**WHAT TO DO:** Skip the pictures and quote all of the lines exactly.

**SOURCE RECORDS:**

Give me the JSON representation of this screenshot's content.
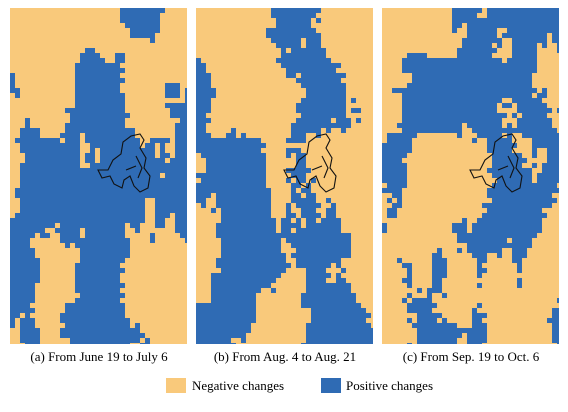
{
  "panels": [
    {
      "caption": "(a) From June 19 to July 6"
    },
    {
      "caption": "(b) From Aug. 4 to Aug. 21"
    },
    {
      "caption": "(c) From Sep. 19 to Oct. 6"
    }
  ],
  "legend": [
    {
      "label": "Negative changes",
      "color": "#f9c97b"
    },
    {
      "label": "Positive changes",
      "color": "#2f6bb4"
    }
  ]
}
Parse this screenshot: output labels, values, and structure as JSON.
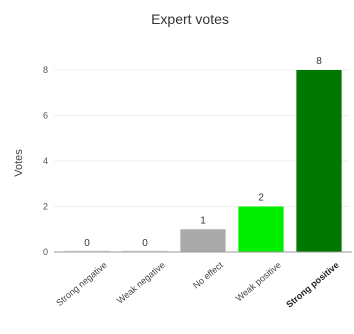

**WRITTEN ANSWER:**
Give me the JSON representation of this screenshot's content.
{
  "panels": [
    {
      "caption": "(a) From June 19 to July 6"
    },
    {
      "caption": "(b) From Aug. 4 to Aug. 21"
    },
    {
      "caption": "(c) From Sep. 19 to Oct. 6"
    }
  ],
  "legend": [
    {
      "label": "Negative changes",
      "color": "#f9c97b"
    },
    {
      "label": "Positive changes",
      "color": "#2f6bb4"
    }
  ]
}
Parse this screenshot: output labels, values, and structure as JSON.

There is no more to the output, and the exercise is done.